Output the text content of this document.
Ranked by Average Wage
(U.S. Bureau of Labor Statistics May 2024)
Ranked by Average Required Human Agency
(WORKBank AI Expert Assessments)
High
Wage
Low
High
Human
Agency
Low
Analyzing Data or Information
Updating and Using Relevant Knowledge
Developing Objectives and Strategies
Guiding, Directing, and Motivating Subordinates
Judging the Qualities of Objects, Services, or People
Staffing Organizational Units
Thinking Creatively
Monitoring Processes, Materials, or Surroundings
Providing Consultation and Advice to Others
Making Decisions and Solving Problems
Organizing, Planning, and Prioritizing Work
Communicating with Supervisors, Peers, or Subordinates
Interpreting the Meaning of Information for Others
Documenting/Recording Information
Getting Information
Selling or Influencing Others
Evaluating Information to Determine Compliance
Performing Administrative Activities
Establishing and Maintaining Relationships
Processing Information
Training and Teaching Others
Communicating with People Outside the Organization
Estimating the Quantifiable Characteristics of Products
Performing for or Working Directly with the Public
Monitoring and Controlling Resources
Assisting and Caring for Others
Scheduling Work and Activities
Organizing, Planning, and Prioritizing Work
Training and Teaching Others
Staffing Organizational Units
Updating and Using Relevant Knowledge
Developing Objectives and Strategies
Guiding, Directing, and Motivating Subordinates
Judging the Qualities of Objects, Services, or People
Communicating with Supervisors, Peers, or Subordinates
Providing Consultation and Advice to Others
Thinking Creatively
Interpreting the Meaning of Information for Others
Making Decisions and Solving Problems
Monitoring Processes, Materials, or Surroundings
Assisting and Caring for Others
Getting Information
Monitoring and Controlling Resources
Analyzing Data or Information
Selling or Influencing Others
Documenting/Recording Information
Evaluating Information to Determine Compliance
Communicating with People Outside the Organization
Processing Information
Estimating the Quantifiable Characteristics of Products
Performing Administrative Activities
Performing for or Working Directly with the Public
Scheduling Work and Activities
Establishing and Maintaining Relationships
* * *
**WHAT TO WORK ON:** Output the lines above verbatim and in full.

**FINAL ANSWER:**
Output the text content of this document.
Ranked by Average Wage
(U.S. Bureau of Labor Statistics May 2024)
Ranked by Average Required Human Agency
(WORKBank AI Expert Assessments)
High
Wage
Low
High
Human
Agency
Low
Analyzing Data or Information
Updating and Using Relevant Knowledge
Developing Objectives and Strategies
Guiding, Directing, and Motivating Subordinates
Judging the Qualities of Objects, Services, or People
Staffing Organizational Units
Thinking Creatively
Monitoring Processes, Materials, or Surroundings
Providing Consultation and Advice to Others
Making Decisions and Solving Problems
Organizing, Planning, and Prioritizing Work
Communicating with Supervisors, Peers, or Subordinates
Interpreting the Meaning of Information for Others
Documenting/Recording Information
Getting Information
Selling or Influencing Others
Evaluating Information to Determine Compliance
Performing Administrative Activities
Establishing and Maintaining Relationships
Processing Information
Training and Teaching Others
Communicating with People Outside the Organization
Estimating the Quantifiable Characteristics of Products
Performing for or Working Directly with the Public
Monitoring and Controlling Resources
Assisting and Caring for Others
Scheduling Work and Activities
Organizing, Planning, and Prioritizing Work
Training and Teaching Others
Staffing Organizational Units
Updating and Using Relevant Knowledge
Developing Objectives and Strategies
Guiding, Directing, and Motivating Subordinates
Judging the Qualities of Objects, Services, or People
Communicating with Supervisors, Peers, or Subordinates
Providing Consultation and Advice to Others
Thinking Creatively
Interpreting the Meaning of Information for Others
Making Decisions and Solving Problems
Monitoring Processes, Materials, or Surroundings
Assisting and Caring for Others
Getting Information
Monitoring and Controlling Resources
Analyzing Data or Information
Selling or Influencing Others
Documenting/Recording Information
Evaluating Information to Determine Compliance
Communicating with People Outside the Organization
Processing Information
Estimating the Quantifiable Characteristics of Products
Performing Administrative Activities
Performing for or Working Directly with the Public
Scheduling Work and Activities
Establishing and Maintaining Relationships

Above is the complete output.